Records for the exercise:
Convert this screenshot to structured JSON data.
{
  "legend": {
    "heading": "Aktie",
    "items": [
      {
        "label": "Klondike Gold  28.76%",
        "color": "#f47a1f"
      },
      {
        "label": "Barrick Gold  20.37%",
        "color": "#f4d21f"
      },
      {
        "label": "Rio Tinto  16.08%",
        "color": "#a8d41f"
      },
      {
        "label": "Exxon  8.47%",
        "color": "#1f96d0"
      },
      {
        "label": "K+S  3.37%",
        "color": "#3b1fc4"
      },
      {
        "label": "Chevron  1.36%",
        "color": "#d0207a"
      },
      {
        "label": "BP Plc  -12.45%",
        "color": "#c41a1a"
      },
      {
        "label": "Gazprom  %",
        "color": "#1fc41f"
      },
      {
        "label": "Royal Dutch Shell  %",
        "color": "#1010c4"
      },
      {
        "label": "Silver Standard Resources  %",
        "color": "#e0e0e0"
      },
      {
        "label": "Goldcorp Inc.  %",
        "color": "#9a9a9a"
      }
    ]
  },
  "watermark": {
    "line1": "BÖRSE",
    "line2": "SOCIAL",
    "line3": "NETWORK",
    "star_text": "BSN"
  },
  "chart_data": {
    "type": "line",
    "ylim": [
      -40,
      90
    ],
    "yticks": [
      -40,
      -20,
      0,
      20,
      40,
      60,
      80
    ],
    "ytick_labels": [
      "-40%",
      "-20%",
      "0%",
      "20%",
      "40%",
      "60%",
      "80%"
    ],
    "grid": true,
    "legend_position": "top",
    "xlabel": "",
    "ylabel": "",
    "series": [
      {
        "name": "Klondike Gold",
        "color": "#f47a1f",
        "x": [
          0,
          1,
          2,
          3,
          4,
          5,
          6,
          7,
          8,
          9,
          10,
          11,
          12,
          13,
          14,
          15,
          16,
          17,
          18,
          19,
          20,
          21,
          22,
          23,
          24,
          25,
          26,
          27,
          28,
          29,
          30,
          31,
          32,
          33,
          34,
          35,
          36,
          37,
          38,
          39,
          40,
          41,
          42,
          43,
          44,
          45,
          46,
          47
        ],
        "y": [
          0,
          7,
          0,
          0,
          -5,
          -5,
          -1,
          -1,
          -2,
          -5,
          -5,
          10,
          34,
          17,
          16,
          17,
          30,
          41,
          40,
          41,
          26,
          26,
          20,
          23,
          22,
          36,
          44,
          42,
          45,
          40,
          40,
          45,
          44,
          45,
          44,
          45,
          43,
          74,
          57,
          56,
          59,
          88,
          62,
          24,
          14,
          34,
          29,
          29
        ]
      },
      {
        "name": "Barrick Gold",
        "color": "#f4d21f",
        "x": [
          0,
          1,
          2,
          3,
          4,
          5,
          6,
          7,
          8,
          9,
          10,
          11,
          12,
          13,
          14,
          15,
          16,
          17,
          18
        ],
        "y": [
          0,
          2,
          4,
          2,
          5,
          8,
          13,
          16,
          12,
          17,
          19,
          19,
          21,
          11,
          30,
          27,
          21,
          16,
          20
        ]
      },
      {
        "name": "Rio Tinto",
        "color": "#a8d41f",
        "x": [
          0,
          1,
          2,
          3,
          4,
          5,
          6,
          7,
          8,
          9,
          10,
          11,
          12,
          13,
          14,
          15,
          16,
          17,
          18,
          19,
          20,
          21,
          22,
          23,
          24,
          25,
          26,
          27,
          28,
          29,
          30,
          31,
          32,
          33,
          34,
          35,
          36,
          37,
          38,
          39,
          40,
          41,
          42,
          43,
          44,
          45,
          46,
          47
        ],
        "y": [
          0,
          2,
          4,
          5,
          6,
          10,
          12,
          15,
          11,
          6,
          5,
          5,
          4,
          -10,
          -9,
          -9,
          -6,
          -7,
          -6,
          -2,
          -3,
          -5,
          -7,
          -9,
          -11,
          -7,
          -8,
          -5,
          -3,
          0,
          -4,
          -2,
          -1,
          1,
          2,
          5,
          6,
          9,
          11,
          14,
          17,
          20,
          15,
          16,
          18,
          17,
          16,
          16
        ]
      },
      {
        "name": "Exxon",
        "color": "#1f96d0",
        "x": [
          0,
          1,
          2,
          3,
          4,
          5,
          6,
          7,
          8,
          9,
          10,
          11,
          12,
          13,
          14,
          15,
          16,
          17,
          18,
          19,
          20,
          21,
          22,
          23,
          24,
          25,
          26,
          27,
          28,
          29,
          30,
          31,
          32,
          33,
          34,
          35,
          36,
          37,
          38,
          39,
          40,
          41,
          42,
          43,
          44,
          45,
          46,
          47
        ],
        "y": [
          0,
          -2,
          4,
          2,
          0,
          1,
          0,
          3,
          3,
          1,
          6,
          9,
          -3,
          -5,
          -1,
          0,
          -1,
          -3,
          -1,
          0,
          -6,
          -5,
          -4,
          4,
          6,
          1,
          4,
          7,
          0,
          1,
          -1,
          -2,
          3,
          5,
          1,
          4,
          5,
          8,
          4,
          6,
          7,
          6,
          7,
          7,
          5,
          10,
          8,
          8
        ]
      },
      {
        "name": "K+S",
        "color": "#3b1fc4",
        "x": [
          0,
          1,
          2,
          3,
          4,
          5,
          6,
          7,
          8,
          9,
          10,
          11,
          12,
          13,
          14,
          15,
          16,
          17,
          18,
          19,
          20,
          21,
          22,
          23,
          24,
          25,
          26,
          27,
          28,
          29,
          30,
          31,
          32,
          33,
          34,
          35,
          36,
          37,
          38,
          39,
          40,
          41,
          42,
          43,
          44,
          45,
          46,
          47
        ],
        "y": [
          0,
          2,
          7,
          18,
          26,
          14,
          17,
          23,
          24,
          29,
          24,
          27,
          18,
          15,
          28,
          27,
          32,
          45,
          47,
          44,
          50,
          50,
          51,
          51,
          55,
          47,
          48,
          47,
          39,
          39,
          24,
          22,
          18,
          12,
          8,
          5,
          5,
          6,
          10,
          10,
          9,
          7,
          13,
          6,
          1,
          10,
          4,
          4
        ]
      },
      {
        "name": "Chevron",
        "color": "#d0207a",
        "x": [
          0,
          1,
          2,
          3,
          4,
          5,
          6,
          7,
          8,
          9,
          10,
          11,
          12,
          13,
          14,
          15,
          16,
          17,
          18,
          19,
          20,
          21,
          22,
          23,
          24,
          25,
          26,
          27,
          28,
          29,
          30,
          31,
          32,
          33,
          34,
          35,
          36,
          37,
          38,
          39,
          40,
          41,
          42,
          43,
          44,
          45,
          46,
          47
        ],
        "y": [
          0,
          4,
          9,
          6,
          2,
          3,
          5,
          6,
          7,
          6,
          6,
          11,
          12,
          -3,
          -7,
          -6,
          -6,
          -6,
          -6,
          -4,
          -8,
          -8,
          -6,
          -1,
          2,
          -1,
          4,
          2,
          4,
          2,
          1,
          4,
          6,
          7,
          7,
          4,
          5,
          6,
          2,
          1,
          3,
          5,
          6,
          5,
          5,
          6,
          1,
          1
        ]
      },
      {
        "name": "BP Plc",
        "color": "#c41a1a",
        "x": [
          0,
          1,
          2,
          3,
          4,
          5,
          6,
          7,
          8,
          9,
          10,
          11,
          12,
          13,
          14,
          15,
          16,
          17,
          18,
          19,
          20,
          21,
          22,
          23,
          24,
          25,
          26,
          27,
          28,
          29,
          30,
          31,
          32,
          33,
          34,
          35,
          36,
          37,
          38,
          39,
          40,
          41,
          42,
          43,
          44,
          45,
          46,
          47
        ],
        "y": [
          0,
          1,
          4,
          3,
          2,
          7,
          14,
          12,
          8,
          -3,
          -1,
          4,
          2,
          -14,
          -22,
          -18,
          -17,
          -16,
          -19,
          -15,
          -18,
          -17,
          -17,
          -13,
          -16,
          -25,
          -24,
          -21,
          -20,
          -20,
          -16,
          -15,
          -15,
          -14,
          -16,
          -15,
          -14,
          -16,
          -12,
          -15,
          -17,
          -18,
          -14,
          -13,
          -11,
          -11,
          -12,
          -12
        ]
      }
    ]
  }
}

Work required:
Return only those lines of the records that contain the string "Barrick".

Answer below:
        "label": "Barrick Gold  20.37%",
        "name": "Barrick Gold",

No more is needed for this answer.